(Stored data)
────────────────────

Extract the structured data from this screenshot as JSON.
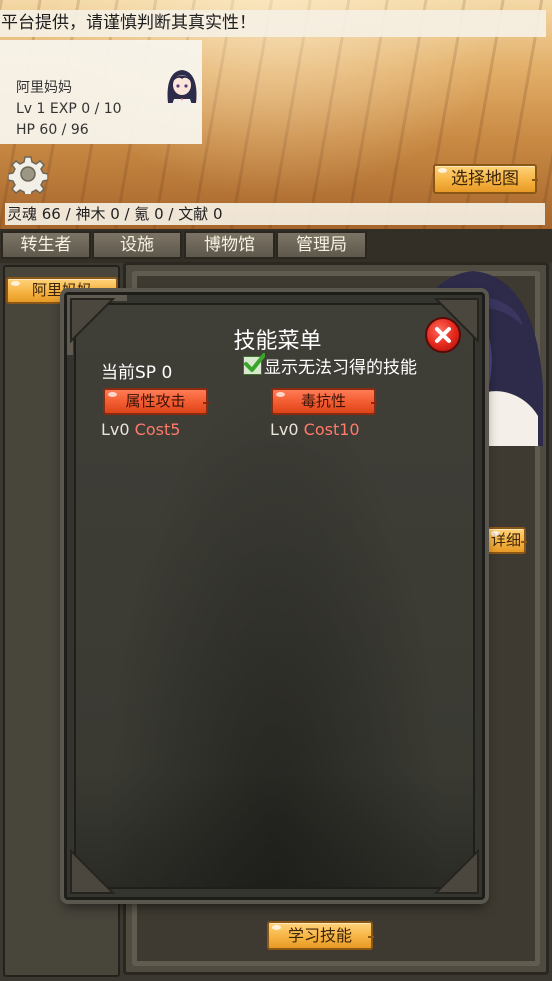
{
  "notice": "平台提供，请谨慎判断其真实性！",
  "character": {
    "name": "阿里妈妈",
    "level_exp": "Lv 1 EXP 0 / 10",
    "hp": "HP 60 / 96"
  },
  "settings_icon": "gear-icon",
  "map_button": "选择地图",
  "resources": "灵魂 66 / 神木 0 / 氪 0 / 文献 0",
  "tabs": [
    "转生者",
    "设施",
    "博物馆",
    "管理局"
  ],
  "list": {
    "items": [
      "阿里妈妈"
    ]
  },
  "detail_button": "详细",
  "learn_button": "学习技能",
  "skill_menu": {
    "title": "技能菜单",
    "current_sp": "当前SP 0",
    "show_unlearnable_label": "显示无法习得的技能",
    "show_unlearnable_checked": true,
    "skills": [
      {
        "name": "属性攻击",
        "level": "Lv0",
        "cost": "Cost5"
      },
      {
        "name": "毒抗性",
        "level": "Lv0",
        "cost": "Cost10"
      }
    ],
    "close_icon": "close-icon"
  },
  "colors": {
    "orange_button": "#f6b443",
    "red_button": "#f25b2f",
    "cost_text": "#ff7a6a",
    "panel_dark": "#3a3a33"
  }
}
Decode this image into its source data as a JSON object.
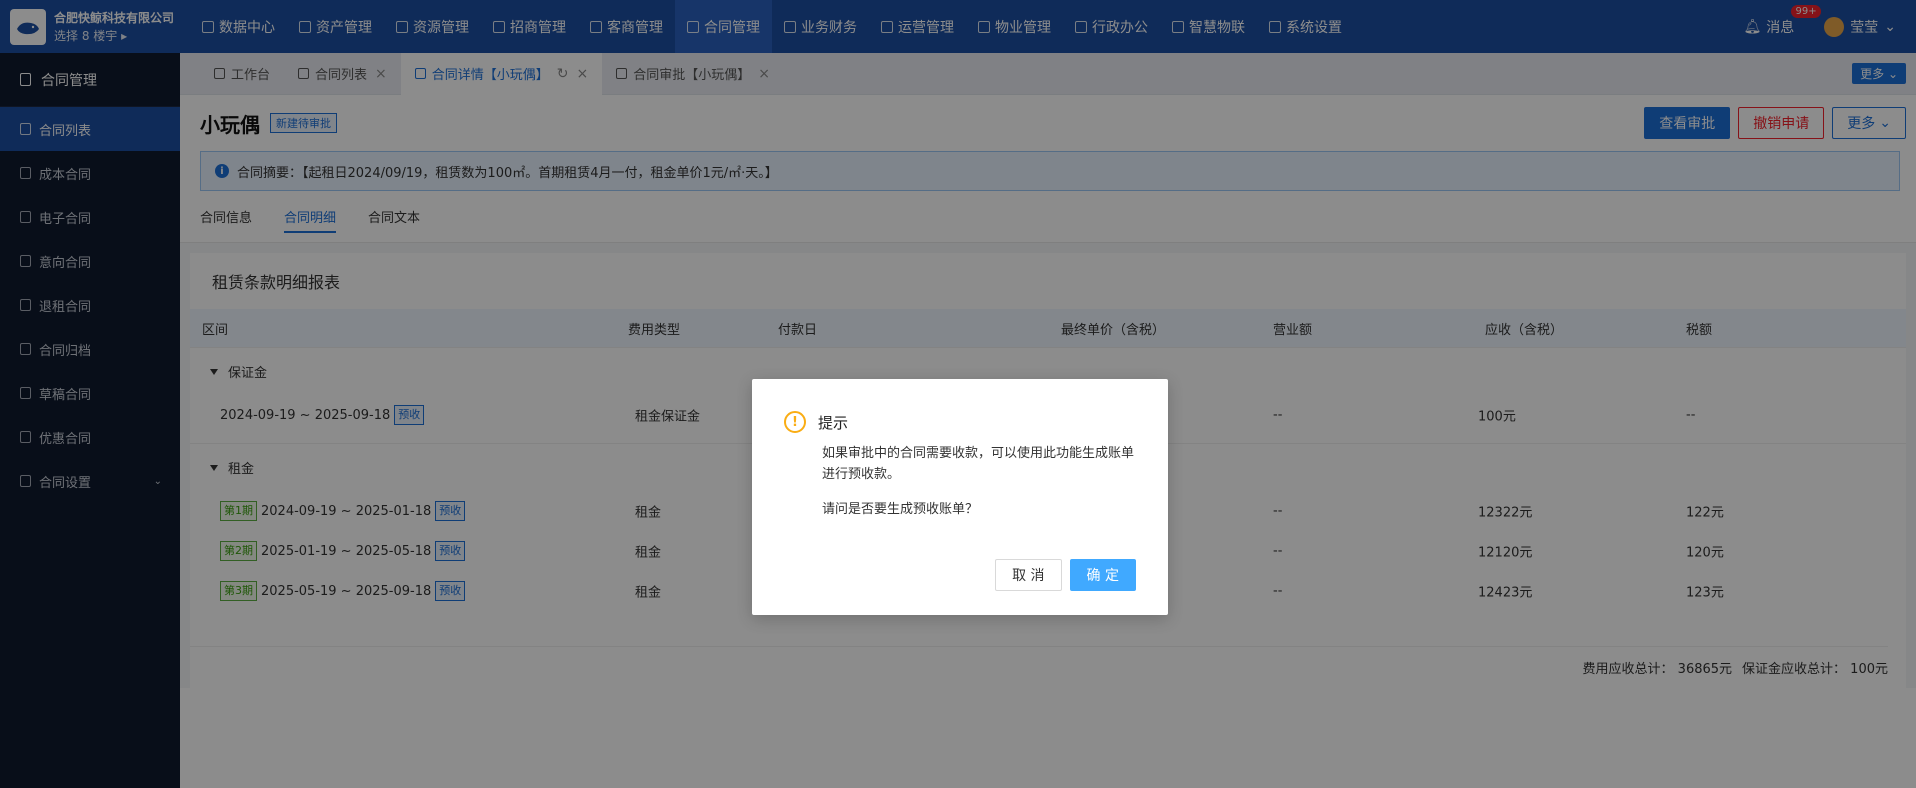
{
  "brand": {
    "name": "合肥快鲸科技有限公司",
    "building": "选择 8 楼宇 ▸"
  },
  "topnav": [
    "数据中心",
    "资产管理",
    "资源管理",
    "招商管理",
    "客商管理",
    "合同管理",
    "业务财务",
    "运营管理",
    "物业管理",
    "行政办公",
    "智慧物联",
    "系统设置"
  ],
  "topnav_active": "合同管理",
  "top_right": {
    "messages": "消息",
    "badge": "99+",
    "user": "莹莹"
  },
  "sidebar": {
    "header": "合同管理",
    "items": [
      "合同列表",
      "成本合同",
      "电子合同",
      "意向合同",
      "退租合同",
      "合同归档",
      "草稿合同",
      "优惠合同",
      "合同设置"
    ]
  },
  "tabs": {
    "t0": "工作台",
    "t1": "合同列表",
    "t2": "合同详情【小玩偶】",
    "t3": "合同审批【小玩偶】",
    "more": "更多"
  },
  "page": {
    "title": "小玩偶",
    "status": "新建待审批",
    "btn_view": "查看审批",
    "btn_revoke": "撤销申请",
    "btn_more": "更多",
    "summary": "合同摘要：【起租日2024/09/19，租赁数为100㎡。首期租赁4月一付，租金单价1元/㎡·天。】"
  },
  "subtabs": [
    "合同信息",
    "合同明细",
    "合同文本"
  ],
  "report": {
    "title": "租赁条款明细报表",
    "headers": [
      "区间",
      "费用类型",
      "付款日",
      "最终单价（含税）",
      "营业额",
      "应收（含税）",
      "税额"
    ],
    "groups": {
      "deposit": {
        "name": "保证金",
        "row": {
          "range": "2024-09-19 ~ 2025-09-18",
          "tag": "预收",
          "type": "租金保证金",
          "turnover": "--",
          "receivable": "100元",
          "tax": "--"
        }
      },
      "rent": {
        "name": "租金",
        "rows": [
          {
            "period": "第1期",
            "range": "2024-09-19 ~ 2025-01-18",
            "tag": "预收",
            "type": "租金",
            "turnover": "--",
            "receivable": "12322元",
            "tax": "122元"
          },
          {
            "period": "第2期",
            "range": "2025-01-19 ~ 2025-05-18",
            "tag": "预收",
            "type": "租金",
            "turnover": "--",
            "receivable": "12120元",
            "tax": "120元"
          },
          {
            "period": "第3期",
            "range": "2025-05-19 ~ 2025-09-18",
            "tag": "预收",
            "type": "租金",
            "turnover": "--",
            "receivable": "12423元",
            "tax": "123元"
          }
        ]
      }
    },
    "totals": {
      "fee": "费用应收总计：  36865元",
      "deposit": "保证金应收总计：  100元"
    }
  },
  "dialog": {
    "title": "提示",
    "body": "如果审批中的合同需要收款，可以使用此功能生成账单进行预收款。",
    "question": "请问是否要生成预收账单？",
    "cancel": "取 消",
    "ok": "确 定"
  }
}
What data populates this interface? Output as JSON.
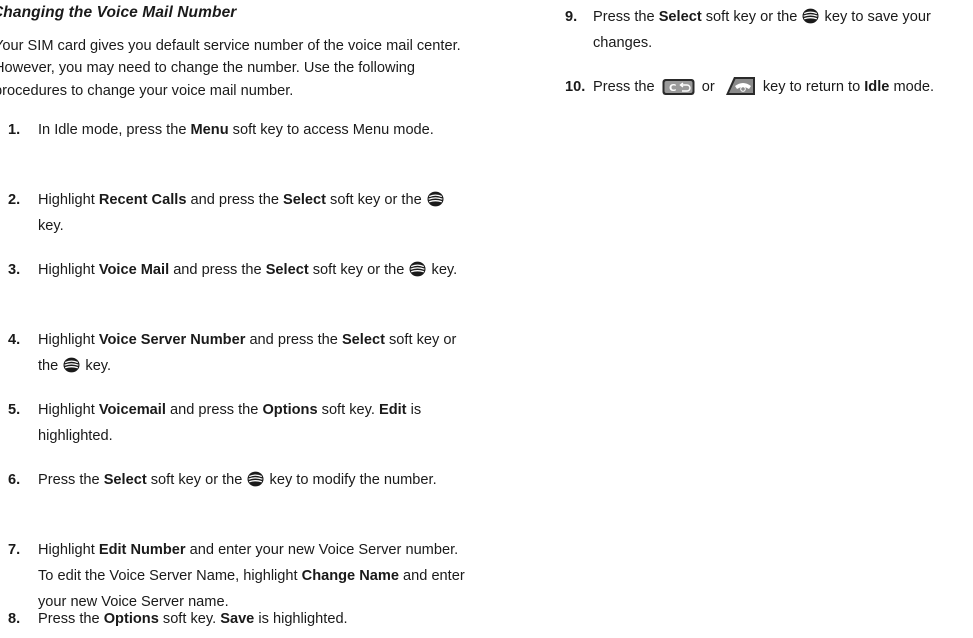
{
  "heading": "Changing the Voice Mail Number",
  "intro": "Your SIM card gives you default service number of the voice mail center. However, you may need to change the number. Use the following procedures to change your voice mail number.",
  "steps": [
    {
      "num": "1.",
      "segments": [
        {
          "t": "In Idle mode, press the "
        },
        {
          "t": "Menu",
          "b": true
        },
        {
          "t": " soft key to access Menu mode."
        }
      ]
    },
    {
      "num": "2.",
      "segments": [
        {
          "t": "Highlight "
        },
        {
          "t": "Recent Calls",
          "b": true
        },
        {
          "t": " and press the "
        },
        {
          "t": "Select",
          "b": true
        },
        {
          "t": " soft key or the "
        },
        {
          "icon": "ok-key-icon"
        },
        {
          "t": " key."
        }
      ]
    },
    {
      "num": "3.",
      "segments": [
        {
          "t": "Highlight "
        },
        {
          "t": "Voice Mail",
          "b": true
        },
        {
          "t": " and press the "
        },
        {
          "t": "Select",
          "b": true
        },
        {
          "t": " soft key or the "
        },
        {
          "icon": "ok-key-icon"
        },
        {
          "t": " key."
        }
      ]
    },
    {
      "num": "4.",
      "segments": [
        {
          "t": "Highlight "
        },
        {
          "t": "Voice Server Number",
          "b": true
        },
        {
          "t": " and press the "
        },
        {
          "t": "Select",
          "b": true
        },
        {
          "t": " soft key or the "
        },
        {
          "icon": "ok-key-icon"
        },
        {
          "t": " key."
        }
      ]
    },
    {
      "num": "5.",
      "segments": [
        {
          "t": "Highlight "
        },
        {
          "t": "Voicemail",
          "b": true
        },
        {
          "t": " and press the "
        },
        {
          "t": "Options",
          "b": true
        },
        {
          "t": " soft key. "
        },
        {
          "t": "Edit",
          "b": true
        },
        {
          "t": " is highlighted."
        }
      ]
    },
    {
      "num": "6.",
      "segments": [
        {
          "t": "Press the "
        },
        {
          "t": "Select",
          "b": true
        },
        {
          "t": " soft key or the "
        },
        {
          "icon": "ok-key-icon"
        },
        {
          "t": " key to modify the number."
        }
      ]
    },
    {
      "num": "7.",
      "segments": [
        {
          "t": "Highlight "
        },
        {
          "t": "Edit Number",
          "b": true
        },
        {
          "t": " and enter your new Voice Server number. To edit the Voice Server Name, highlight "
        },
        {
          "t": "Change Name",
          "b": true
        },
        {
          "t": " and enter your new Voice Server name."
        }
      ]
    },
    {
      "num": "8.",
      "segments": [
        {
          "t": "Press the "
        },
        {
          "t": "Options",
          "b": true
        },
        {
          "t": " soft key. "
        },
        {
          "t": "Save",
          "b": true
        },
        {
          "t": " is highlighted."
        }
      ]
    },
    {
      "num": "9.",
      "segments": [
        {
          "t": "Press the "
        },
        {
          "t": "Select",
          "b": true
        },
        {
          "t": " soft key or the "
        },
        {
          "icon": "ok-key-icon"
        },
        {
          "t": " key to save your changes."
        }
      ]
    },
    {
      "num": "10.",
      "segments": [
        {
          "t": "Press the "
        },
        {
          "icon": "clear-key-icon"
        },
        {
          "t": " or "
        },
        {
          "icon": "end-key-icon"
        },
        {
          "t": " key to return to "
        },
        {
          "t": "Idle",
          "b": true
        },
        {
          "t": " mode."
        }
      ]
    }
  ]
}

────────────────────

_BRIEF:_
Make an exact copy of the listing above. Do not include the pictures.

_SOLUTION:_
Extract the structured data from this screenshot as JSON.
{
  "notice": "平台提供，请谨慎判断其真实性！",
  "character": {
    "name": "阿里妈妈",
    "level_exp": "Lv 1 EXP 0 / 10",
    "hp": "HP 60 / 96"
  },
  "settings_icon": "gear-icon",
  "map_button": "选择地图",
  "resources": "灵魂 66 / 神木 0 / 氪 0 / 文献 0",
  "tabs": [
    "转生者",
    "设施",
    "博物馆",
    "管理局"
  ],
  "list": {
    "items": [
      "阿里妈妈"
    ]
  },
  "detail_button": "详细",
  "learn_button": "学习技能",
  "skill_menu": {
    "title": "技能菜单",
    "current_sp": "当前SP 0",
    "show_unlearnable_label": "显示无法习得的技能",
    "show_unlearnable_checked": true,
    "skills": [
      {
        "name": "属性攻击",
        "level": "Lv0",
        "cost": "Cost5"
      },
      {
        "name": "毒抗性",
        "level": "Lv0",
        "cost": "Cost10"
      }
    ],
    "close_icon": "close-icon"
  },
  "colors": {
    "orange_button": "#f6b443",
    "red_button": "#f25b2f",
    "cost_text": "#ff7a6a",
    "panel_dark": "#3a3a33"
  }
}
Decode this image into its source data as a JSON object.
{
  "brand": {
    "name": "合肥快鲸科技有限公司",
    "building": "选择 8 楼宇 ▸"
  },
  "topnav": [
    "数据中心",
    "资产管理",
    "资源管理",
    "招商管理",
    "客商管理",
    "合同管理",
    "业务财务",
    "运营管理",
    "物业管理",
    "行政办公",
    "智慧物联",
    "系统设置"
  ],
  "topnav_active": "合同管理",
  "top_right": {
    "messages": "消息",
    "badge": "99+",
    "user": "莹莹"
  },
  "sidebar": {
    "header": "合同管理",
    "items": [
      "合同列表",
      "成本合同",
      "电子合同",
      "意向合同",
      "退租合同",
      "合同归档",
      "草稿合同",
      "优惠合同",
      "合同设置"
    ]
  },
  "tabs": {
    "t0": "工作台",
    "t1": "合同列表",
    "t2": "合同详情【小玩偶】",
    "t3": "合同审批【小玩偶】",
    "more": "更多"
  },
  "page": {
    "title": "小玩偶",
    "status": "新建待审批",
    "btn_view": "查看审批",
    "btn_revoke": "撤销申请",
    "btn_more": "更多",
    "summary": "合同摘要：【起租日2024/09/19，租赁数为100㎡。首期租赁4月一付，租金单价1元/㎡·天。】"
  },
  "subtabs": [
    "合同信息",
    "合同明细",
    "合同文本"
  ],
  "report": {
    "title": "租赁条款明细报表",
    "headers": [
      "区间",
      "费用类型",
      "付款日",
      "最终单价（含税）",
      "营业额",
      "应收（含税）",
      "税额"
    ],
    "groups": {
      "deposit": {
        "name": "保证金",
        "row": {
          "range": "2024-09-19 ~ 2025-09-18",
          "tag": "预收",
          "type": "租金保证金",
          "turnover": "--",
          "receivable": "100元",
          "tax": "--"
        }
      },
      "rent": {
        "name": "租金",
        "rows": [
          {
            "period": "第1期",
            "range": "2024-09-19 ~ 2025-01-18",
            "tag": "预收",
            "type": "租金",
            "turnover": "--",
            "receivable": "12322元",
            "tax": "122元"
          },
          {
            "period": "第2期",
            "range": "2025-01-19 ~ 2025-05-18",
            "tag": "预收",
            "type": "租金",
            "turnover": "--",
            "receivable": "12120元",
            "tax": "120元"
          },
          {
            "period": "第3期",
            "range": "2025-05-19 ~ 2025-09-18",
            "tag": "预收",
            "type": "租金",
            "turnover": "--",
            "receivable": "12423元",
            "tax": "123元"
          }
        ]
      }
    },
    "totals": {
      "fee": "费用应收总计：  36865元",
      "deposit": "保证金应收总计：  100元"
    }
  },
  "dialog": {
    "title": "提示",
    "body": "如果审批中的合同需要收款，可以使用此功能生成账单进行预收款。",
    "question": "请问是否要生成预收账单？",
    "cancel": "取 消",
    "ok": "确 定"
  }
}
What data populates this interface? Output as JSON.
{
  "heading": "Changing the Voice Mail Number",
  "intro": "Your SIM card gives you default service number of the voice mail center. However, you may need to change the number. Use the following procedures to change your voice mail number.",
  "steps": [
    {
      "num": "1.",
      "segments": [
        {
          "t": "In Idle mode, press the "
        },
        {
          "t": "Menu",
          "b": true
        },
        {
          "t": " soft key to access Menu mode."
        }
      ]
    },
    {
      "num": "2.",
      "segments": [
        {
          "t": "Highlight "
        },
        {
          "t": "Recent Calls",
          "b": true
        },
        {
          "t": " and press the "
        },
        {
          "t": "Select",
          "b": true
        },
        {
          "t": " soft key or the "
        },
        {
          "icon": "ok-key-icon"
        },
        {
          "t": " key."
        }
      ]
    },
    {
      "num": "3.",
      "segments": [
        {
          "t": "Highlight "
        },
        {
          "t": "Voice Mail",
          "b": true
        },
        {
          "t": " and press the "
        },
        {
          "t": "Select",
          "b": true
        },
        {
          "t": " soft key or the "
        },
        {
          "icon": "ok-key-icon"
        },
        {
          "t": " key."
        }
      ]
    },
    {
      "num": "4.",
      "segments": [
        {
          "t": "Highlight "
        },
        {
          "t": "Voice Server Number",
          "b": true
        },
        {
          "t": " and press the "
        },
        {
          "t": "Select",
          "b": true
        },
        {
          "t": " soft key or the "
        },
        {
          "icon": "ok-key-icon"
        },
        {
          "t": " key."
        }
      ]
    },
    {
      "num": "5.",
      "segments": [
        {
          "t": "Highlight "
        },
        {
          "t": "Voicemail",
          "b": true
        },
        {
          "t": " and press the "
        },
        {
          "t": "Options",
          "b": true
        },
        {
          "t": " soft key. "
        },
        {
          "t": "Edit",
          "b": true
        },
        {
          "t": " is highlighted."
        }
      ]
    },
    {
      "num": "6.",
      "segments": [
        {
          "t": "Press the "
        },
        {
          "t": "Select",
          "b": true
        },
        {
          "t": " soft key or the "
        },
        {
          "icon": "ok-key-icon"
        },
        {
          "t": " key to modify the number."
        }
      ]
    },
    {
      "num": "7.",
      "segments": [
        {
          "t": "Highlight "
        },
        {
          "t": "Edit Number",
          "b": true
        },
        {
          "t": " and enter your new Voice Server number. To edit the Voice Server Name, highlight "
        },
        {
          "t": "Change Name",
          "b": true
        },
        {
          "t": " and enter your new Voice Server name."
        }
      ]
    },
    {
      "num": "8.",
      "segments": [
        {
          "t": "Press the "
        },
        {
          "t": "Options",
          "b": true
        },
        {
          "t": " soft key. "
        },
        {
          "t": "Save",
          "b": true
        },
        {
          "t": " is highlighted."
        }
      ]
    },
    {
      "num": "9.",
      "segments": [
        {
          "t": "Press the "
        },
        {
          "t": "Select",
          "b": true
        },
        {
          "t": " soft key or the "
        },
        {
          "icon": "ok-key-icon"
        },
        {
          "t": " key to save your changes."
        }
      ]
    },
    {
      "num": "10.",
      "segments": [
        {
          "t": "Press the "
        },
        {
          "icon": "clear-key-icon"
        },
        {
          "t": " or "
        },
        {
          "icon": "end-key-icon"
        },
        {
          "t": " key to return to "
        },
        {
          "t": "Idle",
          "b": true
        },
        {
          "t": " mode."
        }
      ]
    }
  ]
}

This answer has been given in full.